#### Texto seleccionado ####

Hace unos días vi nuevamente la película Hannibal, que es una zaga de El Dragón Rojo y El Silencio de los Corderos, basadas en una novela de Thomas Harris, interpretadas por el laureado actor inglés Sir Anthony Hopkins (que ganó un Óscar por esa película) que hace una extraordinaria recreación del personaje principal, el sanguinario e inteligente asesino Doctor Hannibal Lecter.
En El silencio de los corderos, la bellísima Judy Fuster interpreta el papel de la detective Clarice Sterling, que se acerca al doctor Lecter para que la ayude a descubrir al asesino serial Buffalo Bill, que a sus víctimas las despojaba de su piel para hacerse su propia vestimenta, tratando de ser su propia madre, Judy, al no aceptar el ofrecimiento del mismo papel para las siguientes películas de la zaga,  es sustituida por Julianne Moore.
Al final de la película Hannibal, la bella detective Clarice, para que no escape, logra esposar a su mano al doctor Lecter, y este, después de darle un beso en los labios, corta su propia mano para escapar de la Policia, (difiere del final de la novela, en la que Lecter enamora de manera ortodoxa a  Clarice y ambos se fugan para vivir en Argentina) repito, el final es impactante pues Lecter captura al detective Paul Krendler (Ray Liotta) y guisa en mantequilla sus sesos, que ambos degustan.
Este final me recordó una experiencia que tuve hace algunos años. Al salir de la preparatoria ingrese en la Facultad de Medicina, así que me fui a Veracruz y me hospedé en una casa de pupilos (así les llaman en Veracruz) a dos cuadras de la Facultad. La Señora Ramirez nos atendía a todos los estudiantes que éramos sus pupilos, la mayoría estudiábamos medicina, un compañero llevo la mitad de un cerebro humano para realizar una tarea, lo guardo en el refrigerador, esa noche llegó la hija de la dueña de la casa y cuando vio el cerebro creyó que eran unos sesos, rápida y comedidamente preparo unas quesadillas y nos llamó para cenar, debo reconocer que estaban deliciosas, fue hasta el otro día que nos enteramos que el cerebro que llevó el compañero se habían servido en la cena.

#### Datos de entrada ####

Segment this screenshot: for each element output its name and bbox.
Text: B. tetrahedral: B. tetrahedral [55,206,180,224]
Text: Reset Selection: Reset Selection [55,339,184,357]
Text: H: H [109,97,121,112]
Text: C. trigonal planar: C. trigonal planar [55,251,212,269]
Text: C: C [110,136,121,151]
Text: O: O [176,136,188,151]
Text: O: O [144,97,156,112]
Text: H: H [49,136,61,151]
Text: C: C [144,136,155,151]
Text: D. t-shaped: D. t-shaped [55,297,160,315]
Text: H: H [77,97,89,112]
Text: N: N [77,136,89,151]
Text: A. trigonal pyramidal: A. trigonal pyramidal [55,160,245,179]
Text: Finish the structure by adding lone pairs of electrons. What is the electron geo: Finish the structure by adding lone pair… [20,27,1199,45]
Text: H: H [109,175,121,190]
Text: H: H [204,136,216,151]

####

Con base en el texto seleccionado, responda:
(a) ¿Qué actor interpreta al doctor Hannibal Lecter?
(b) Según el final de la novela, ¿adónde se fugan Lecter y Clarice?
(c) ¿En qué ciudad se hospedó el autor en una casa de pupilos?

Resultado:
(a) Sir Anthony Hopkins.
(b) A Argentina.
(c) En Veracruz.